To do:
Go through the lines below. Copy those with "qurish".

-- Start of The input --

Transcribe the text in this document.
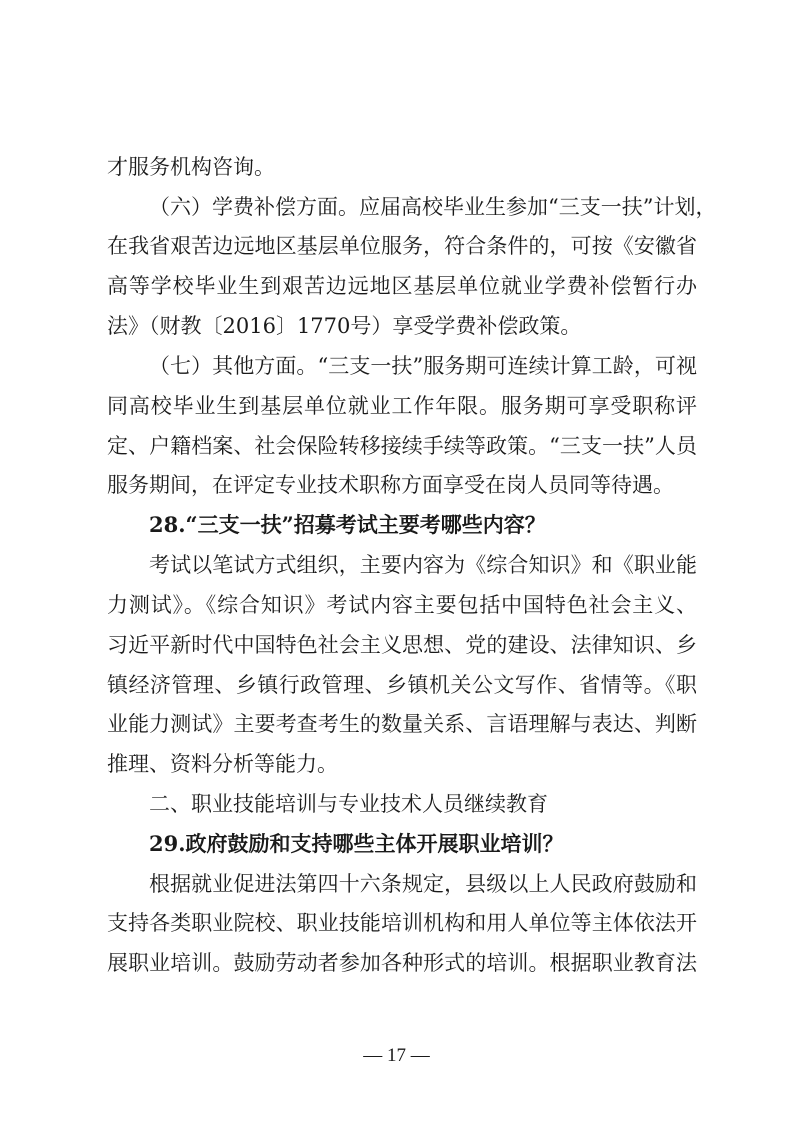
才服务机构咨询。
（六）学费补偿方面。应届高校毕业生参加“三支一扶”计划，
在我省艰苦边远地区基层单位服务，符合条件的，可按《安徽省
高等学校毕业生到艰苦边远地区基层单位就业学费补偿暂行办
法》（财教〔2016〕1770号）享受学费补偿政策。
（七）其他方面。“三支一扶”服务期可连续计算工龄，可视
同高校毕业生到基层单位就业工作年限。服务期可享受职称评
定、户籍档案、社会保险转移接续手续等政策。“三支一扶”人员
服务期间，在评定专业技术职称方面享受在岗人员同等待遇。
28.“三支一扶”招募考试主要考哪些内容？
考试以笔试方式组织，主要内容为《综合知识》和《职业能
力测试》。《综合知识》考试内容主要包括中国特色社会主义、
习近平新时代中国特色社会主义思想、党的建设、法律知识、乡
镇经济管理、乡镇行政管理、乡镇机关公文写作、省情等。《职
业能力测试》主要考查考生的数量关系、言语理解与表达、判断
推理、资料分析等能力。
二、职业技能培训与专业技术人员继续教育
29.政府鼓励和支持哪些主体开展职业培训？
根据就业促进法第四十六条规定，县级以上人民政府鼓励和
支持各类职业院校、职业技能培训机构和用人单位等主体依法开
展职业培训。鼓励劳动者参加各种形式的培训。根据职业教育法
— 17 —
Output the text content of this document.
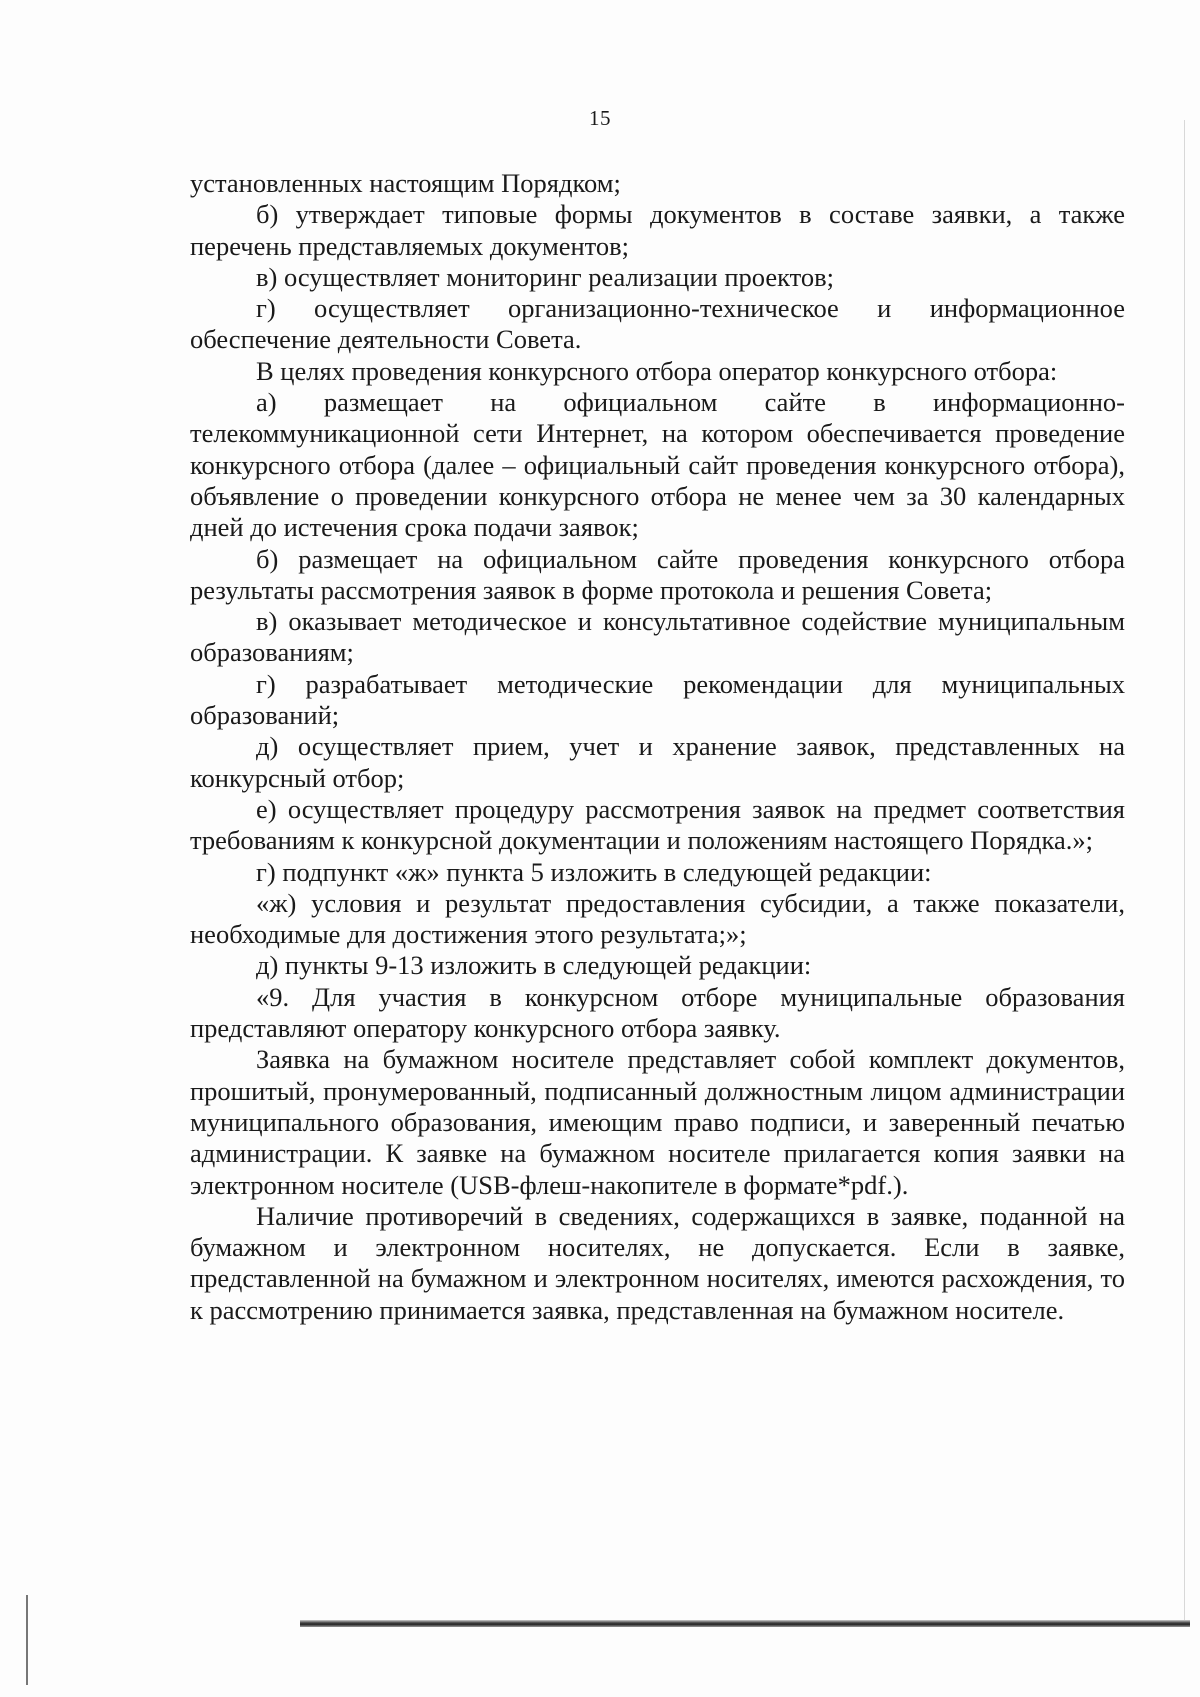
15

установленных настоящим Порядком;

б) утверждает типовые формы документов в составе заявки, а также перечень представляемых документов;

в) осуществляет мониторинг реализации проектов;

г) осуществляет организационно-техническое и информационное обеспечение деятельности Совета.

В целях проведения конкурсного отбора оператор конкурсного отбора:

а) размещает на официальном сайте в информационно-телекоммуникационной сети Интернет, на котором обеспечивается проведение конкурсного отбора (далее – официальный сайт проведения конкурсного отбора), объявление о проведении конкурсного отбора не менее чем за 30 календарных дней до истечения срока подачи заявок;

б) размещает на официальном сайте проведения конкурсного отбора результаты рассмотрения заявок в форме протокола и решения Совета;

в) оказывает методическое и консультативное содействие муниципальным образованиям;

г) разрабатывает методические рекомендации для муниципальных образований;

д) осуществляет прием, учет и хранение заявок, представленных на конкурсный отбор;

е) осуществляет процедуру рассмотрения заявок на предмет соответствия требованиям к конкурсной документации и положениям настоящего Порядка.»;

г) подпункт «ж» пункта 5 изложить в следующей редакции:

«ж) условия и результат предоставления субсидии, а также показатели, необходимые для достижения этого результата;»;

д) пункты 9-13 изложить в следующей редакции:

«9. Для участия в конкурсном отборе муниципальные образования представляют оператору конкурсного отбора заявку.

Заявка на бумажном носителе представляет собой комплект документов, прошитый, пронумерованный, подписанный должностным лицом администрации муниципального образования, имеющим право подписи, и заверенный печатью администрации. К заявке на бумажном носителе прилагается копия заявки на электронном носителе (USB-флеш-накопителе в формате*pdf.).

Наличие противоречий в сведениях, содержащихся в заявке, поданной на бумажном и электронном носителях, не допускается. Если в заявке, представленной на бумажном и электронном носителях, имеются расхождения, то к рассмотрению принимается заявка, представленная на бумажном носителе.
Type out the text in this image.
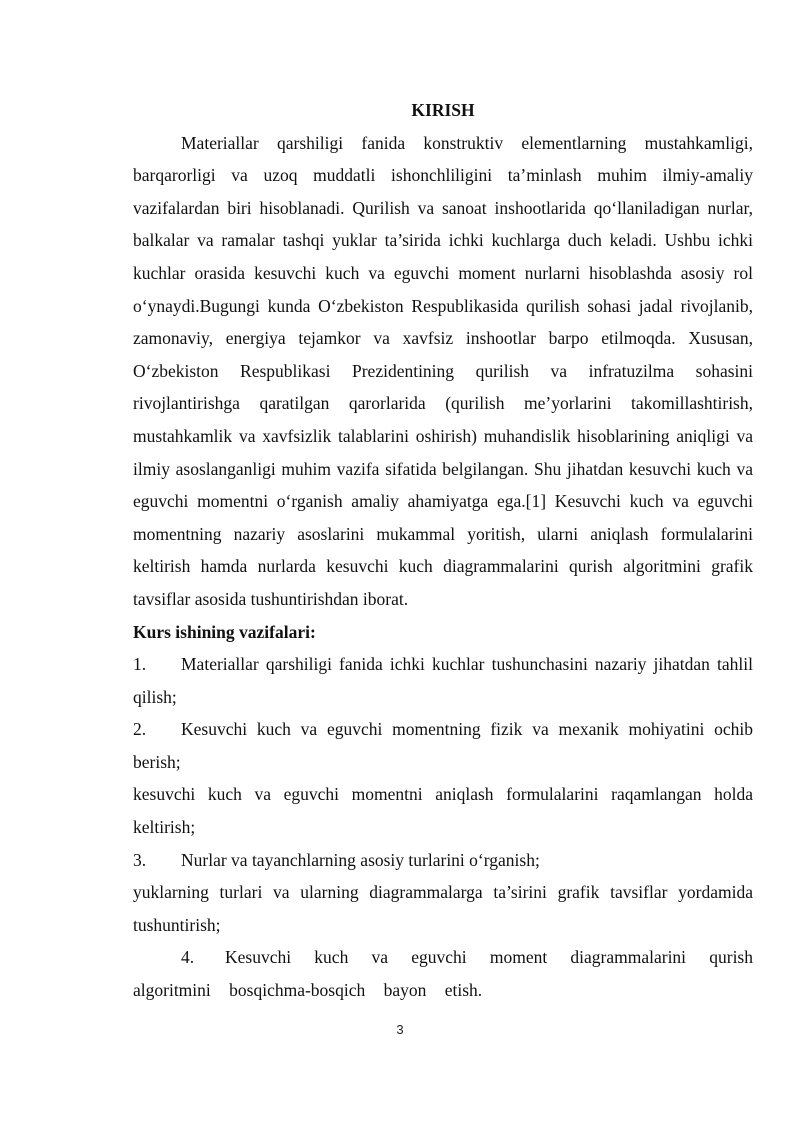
KIRISH

Materiallar qarshiligi fanida konstruktiv elementlarning mustahkamligi, barqarorligi va uzoq muddatli ishonchliligini ta’minlash muhim ilmiy-amaliy vazifalardan biri hisoblanadi. Qurilish va sanoat inshootlarida qo‘llaniladigan nurlar, balkalar va ramalar tashqi yuklar ta’sirida ichki kuchlarga duch keladi. Ushbu ichki kuchlar orasida kesuvchi kuch va eguvchi moment nurlarni hisoblashda asosiy rol o‘ynaydi.Bugungi kunda O‘zbekiston Respublikasida qurilish sohasi jadal rivojlanib, zamonaviy, energiya tejamkor va xavfsiz inshootlar barpo etilmoqda. Xususan, O‘zbekiston Respublikasi Prezidentining qurilish va infratuzilma sohasini rivojlantirishga qaratilgan qarorlarida (qurilish me’yorlarini takomillashtirish, mustahkamlik va xavfsizlik talablarini oshirish) muhandislik hisoblarining aniqligi va ilmiy asoslanganligi muhim vazifa sifatida belgilangan. Shu jihatdan kesuvchi kuch va eguvchi momentni o‘rganish amaliy ahamiyatga ega.[1] Kesuvchi kuch va eguvchi momentning nazariy asoslarini mukammal yoritish, ularni aniqlash formulalarini keltirish hamda nurlarda kesuvchi kuch diagrammalarini qurish algoritmini grafik tavsiflar asosida tushuntirishdan iborat.

Kurs ishining vazifalari:

1. Materiallar qarshiligi fanida ichki kuchlar tushunchasini nazariy jihatdan tahlil qilish;

2. Kesuvchi kuch va eguvchi momentning fizik va mexanik mohiyatini ochib berish;

kesuvchi kuch va eguvchi momentni aniqlash formulalarini raqamlangan holda keltirish;

3. Nurlar va tayanchlarning asosiy turlarini o‘rganish;

yuklarning turlari va ularning diagrammalarga ta’sirini grafik tavsiflar yordamida tushuntirish;

4. Kesuvchi kuch va eguvchi moment diagrammalarini qurish algoritmini bosqichma-bosqich bayon etish.

3
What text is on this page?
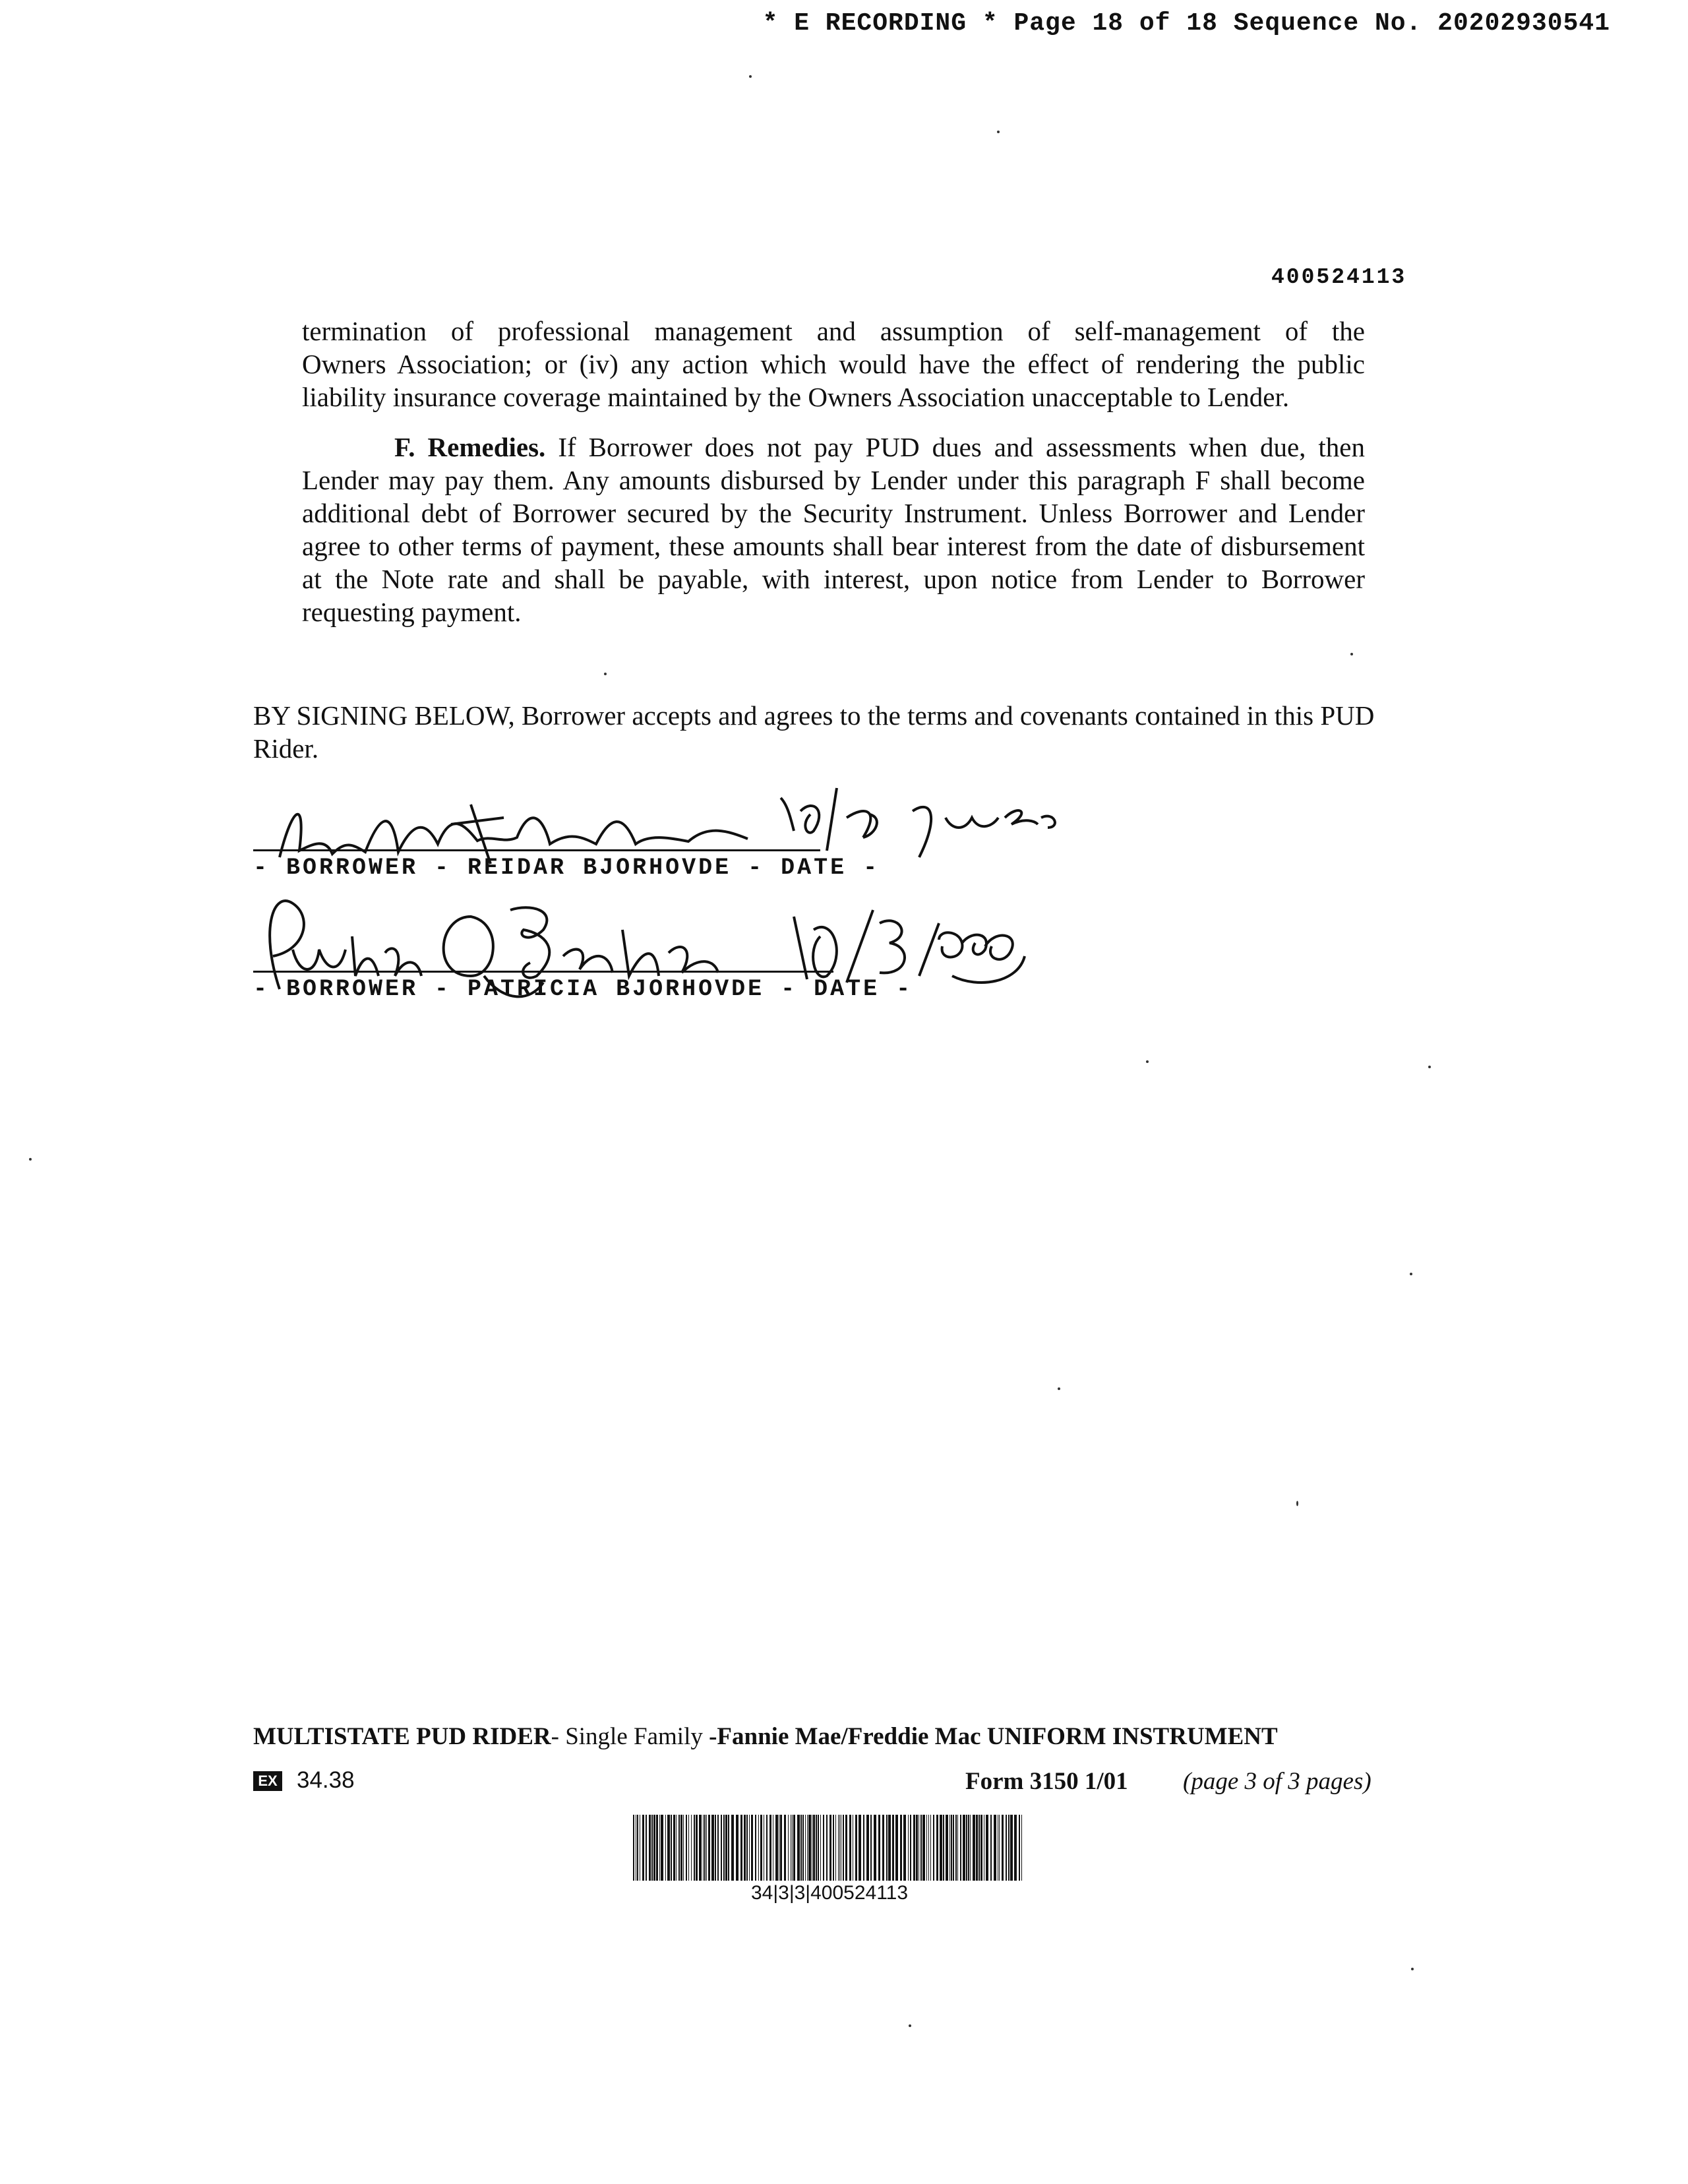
* E RECORDING * Page 18 of 18 Sequence No. 20202930541
400524113
termination of professional management and assumption of self-management of the
Owners Association; or (iv) any action which would have the effect of rendering the public
liability insurance coverage maintained by the Owners Association unacceptable to Lender.
F. Remedies. If Borrower does not pay PUD dues and assessments when due, then Lender may pay them. Any amounts disbursed by Lender under this paragraph F shall become additional debt of Borrower secured by the Security Instrument. Unless Borrower and Lender agree to other terms of payment, these amounts shall bear interest from the date of disbursement at the Note rate and shall be payable, with interest, upon notice from Lender to Borrower requesting payment.
BY SIGNING BELOW, Borrower accepts and agrees to the terms and covenants contained in this PUD Rider.
- BORROWER - REIDAR BJORHOVDE - DATE -
- BORROWER - PATRICIA BJORHOVDE - DATE -
MULTISTATE PUD RIDER- Single Family -Fannie Mae/Freddie Mac UNIFORM INSTRUMENT
EX 34.38	Form 3150 1/01 (page 3 of 3 pages)
34|3|3|400524113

-- End of The input --

Answer to the problem:
Materiallar qarshiligi fanida konstruktiv elementlarning mustahkamligi, barqarorligi va uzoq muddatli ishonchliligini ta’minlash muhim ilmiy-amaliy vazifalardan biri hisoblanadi. Qurilish va sanoat inshootlarida qo‘llaniladigan nurlar, balkalar va ramalar tashqi yuklar ta’sirida ichki kuchlarga duch keladi. Ushbu ichki kuchlar orasida kesuvchi kuch va eguvchi moment nurlarni hisoblashda asosiy rol o‘ynaydi.Bugungi kunda O‘zbekiston Respublikasida qurilish sohasi jadal rivojlanib, zamonaviy, energiya tejamkor va xavfsiz inshootlar barpo etilmoqda. Xususan, O‘zbekiston Respublikasi Prezidentining qurilish va infratuzilma sohasini rivojlantirishga qaratilgan qarorlarida (qurilish me’yorlarini takomillashtirish, mustahkamlik va xavfsizlik talablarini oshirish) muhandislik hisoblarining aniqligi va ilmiy asoslanganligi muhim vazifa sifatida belgilangan. Shu jihatdan kesuvchi kuch va eguvchi momentni o‘rganish amaliy ahamiyatga ega.[1] Kesuvchi kuch va eguvchi momentning nazariy asoslarini mukammal yoritish, ularni aniqlash formulalarini keltirish hamda nurlarda kesuvchi kuch diagrammalarini qurish algoritmini grafik tavsiflar asosida tushuntirishdan iborat.
4. Kesuvchi kuch va eguvchi moment diagrammalarini qurish algoritmini bosqichma-bosqich bayon etish.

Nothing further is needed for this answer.